■ DATA ROWS:
************

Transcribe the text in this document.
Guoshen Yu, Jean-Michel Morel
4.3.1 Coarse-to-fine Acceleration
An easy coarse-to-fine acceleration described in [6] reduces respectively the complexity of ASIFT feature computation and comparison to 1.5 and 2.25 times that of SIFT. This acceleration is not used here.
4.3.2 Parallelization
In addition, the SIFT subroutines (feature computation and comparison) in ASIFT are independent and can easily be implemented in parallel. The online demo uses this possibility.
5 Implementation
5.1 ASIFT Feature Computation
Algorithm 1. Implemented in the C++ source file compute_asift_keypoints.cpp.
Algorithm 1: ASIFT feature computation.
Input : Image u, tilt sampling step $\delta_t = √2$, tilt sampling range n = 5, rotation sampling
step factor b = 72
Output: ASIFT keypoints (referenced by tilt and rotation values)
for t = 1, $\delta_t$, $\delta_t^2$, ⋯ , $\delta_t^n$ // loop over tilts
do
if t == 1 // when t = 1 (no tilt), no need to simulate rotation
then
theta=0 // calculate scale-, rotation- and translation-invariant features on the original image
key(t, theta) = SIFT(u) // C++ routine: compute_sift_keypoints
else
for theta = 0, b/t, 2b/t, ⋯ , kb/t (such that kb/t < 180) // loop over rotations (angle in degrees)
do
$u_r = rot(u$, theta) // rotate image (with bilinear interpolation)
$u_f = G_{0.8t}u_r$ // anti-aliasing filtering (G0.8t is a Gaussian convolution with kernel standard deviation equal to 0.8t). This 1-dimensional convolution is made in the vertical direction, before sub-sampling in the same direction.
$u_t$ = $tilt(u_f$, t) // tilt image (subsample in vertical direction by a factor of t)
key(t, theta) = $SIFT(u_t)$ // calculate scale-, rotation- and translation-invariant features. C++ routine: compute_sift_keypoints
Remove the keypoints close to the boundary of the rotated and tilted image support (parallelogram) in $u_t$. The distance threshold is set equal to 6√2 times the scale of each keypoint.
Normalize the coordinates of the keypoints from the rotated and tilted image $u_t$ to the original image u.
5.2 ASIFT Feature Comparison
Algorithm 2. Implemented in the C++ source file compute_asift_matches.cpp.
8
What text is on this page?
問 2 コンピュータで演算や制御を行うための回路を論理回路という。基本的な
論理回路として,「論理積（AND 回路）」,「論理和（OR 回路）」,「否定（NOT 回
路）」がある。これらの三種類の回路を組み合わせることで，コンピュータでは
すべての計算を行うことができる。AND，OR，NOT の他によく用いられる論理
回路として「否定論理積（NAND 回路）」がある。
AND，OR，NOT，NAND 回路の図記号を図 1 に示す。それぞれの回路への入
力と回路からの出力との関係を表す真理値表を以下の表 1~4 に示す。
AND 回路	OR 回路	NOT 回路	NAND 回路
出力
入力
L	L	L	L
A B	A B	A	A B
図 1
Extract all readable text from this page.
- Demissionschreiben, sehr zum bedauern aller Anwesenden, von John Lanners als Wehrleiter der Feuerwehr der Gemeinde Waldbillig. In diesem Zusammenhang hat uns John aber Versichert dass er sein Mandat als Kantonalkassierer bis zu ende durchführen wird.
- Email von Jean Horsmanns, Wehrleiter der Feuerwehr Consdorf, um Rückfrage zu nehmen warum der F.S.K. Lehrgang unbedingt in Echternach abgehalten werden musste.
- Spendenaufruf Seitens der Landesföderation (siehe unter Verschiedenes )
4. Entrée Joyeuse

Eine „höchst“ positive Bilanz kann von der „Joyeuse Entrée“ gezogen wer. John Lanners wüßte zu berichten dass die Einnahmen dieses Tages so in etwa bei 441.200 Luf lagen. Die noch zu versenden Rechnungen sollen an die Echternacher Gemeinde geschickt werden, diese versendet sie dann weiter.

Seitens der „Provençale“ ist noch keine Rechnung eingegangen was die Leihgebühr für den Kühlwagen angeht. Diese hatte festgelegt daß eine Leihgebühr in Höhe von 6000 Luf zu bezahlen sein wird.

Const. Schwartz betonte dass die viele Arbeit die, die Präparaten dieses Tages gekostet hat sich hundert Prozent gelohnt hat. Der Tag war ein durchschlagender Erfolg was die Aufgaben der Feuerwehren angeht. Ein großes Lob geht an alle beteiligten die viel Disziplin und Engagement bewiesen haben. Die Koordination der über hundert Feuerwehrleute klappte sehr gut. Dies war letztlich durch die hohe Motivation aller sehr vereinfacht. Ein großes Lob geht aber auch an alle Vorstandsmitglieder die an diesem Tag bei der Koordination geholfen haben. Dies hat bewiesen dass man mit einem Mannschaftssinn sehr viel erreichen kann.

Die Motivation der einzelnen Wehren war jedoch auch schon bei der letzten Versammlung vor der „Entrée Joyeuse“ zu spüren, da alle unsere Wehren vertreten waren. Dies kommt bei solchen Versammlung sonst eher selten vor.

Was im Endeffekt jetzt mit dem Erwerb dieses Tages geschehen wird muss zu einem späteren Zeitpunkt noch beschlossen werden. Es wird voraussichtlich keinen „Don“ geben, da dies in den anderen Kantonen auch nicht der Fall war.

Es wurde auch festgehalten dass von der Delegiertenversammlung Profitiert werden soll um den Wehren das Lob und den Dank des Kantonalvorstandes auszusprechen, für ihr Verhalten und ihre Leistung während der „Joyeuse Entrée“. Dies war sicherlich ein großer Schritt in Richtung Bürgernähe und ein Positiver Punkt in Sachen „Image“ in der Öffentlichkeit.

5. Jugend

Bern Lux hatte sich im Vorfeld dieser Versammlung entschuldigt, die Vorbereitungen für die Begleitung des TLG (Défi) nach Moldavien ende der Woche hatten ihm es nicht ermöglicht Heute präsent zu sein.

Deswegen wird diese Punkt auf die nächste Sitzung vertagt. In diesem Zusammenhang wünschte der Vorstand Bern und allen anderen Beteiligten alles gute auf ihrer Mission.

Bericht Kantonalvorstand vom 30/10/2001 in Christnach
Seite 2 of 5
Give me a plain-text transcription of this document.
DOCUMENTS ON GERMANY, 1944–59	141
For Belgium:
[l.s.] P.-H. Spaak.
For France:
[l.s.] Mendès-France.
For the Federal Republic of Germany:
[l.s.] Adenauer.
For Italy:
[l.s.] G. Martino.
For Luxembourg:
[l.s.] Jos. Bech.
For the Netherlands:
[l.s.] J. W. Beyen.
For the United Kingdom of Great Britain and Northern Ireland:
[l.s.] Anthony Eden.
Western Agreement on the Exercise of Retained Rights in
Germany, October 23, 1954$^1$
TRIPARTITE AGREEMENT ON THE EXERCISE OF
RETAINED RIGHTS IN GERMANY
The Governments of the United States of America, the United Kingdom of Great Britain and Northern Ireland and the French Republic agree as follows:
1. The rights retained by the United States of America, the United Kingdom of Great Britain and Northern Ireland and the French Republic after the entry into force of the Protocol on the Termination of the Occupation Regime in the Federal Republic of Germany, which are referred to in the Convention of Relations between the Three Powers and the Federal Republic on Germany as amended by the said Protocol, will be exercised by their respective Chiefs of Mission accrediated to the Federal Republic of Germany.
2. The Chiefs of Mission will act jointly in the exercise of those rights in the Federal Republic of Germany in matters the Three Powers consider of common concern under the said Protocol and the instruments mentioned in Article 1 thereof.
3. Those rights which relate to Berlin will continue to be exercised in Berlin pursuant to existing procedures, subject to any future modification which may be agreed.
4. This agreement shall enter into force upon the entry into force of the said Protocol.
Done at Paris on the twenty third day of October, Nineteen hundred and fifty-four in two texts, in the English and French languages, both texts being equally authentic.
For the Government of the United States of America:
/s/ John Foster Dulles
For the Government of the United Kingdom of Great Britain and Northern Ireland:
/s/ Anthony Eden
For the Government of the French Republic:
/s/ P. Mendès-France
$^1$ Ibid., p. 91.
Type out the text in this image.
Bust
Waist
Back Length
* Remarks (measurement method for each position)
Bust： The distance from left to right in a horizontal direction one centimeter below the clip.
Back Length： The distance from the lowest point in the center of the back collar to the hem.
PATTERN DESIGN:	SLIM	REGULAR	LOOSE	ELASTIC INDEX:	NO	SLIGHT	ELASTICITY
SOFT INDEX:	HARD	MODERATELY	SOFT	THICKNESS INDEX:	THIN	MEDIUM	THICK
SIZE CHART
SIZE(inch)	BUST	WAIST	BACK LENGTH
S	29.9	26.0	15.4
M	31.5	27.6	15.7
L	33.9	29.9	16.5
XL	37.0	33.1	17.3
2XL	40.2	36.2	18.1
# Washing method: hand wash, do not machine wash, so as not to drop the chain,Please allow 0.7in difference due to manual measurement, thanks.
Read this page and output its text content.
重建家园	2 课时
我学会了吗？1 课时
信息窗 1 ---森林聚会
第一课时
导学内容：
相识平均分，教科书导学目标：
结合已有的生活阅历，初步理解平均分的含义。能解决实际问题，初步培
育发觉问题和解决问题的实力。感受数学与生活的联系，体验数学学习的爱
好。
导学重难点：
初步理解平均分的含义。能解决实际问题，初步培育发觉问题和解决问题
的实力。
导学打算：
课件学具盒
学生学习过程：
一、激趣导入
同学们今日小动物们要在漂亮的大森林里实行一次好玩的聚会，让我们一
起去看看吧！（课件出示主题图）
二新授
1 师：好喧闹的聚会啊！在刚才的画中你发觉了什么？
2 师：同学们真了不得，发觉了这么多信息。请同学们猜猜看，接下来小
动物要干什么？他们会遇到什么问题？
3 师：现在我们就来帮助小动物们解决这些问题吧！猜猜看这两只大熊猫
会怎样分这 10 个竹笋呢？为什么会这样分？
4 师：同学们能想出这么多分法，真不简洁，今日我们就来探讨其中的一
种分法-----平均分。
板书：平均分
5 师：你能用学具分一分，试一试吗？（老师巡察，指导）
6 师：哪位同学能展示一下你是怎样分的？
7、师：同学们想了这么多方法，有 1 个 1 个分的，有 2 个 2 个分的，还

************

■ WRITTEN PROBLEM:
Go through the listing above and list every line that has the word "SIZE".

■ REPLY TO THE TASK:
SIZE CHART
SIZE(inch)	BUST	WAIST	BACK LENGTH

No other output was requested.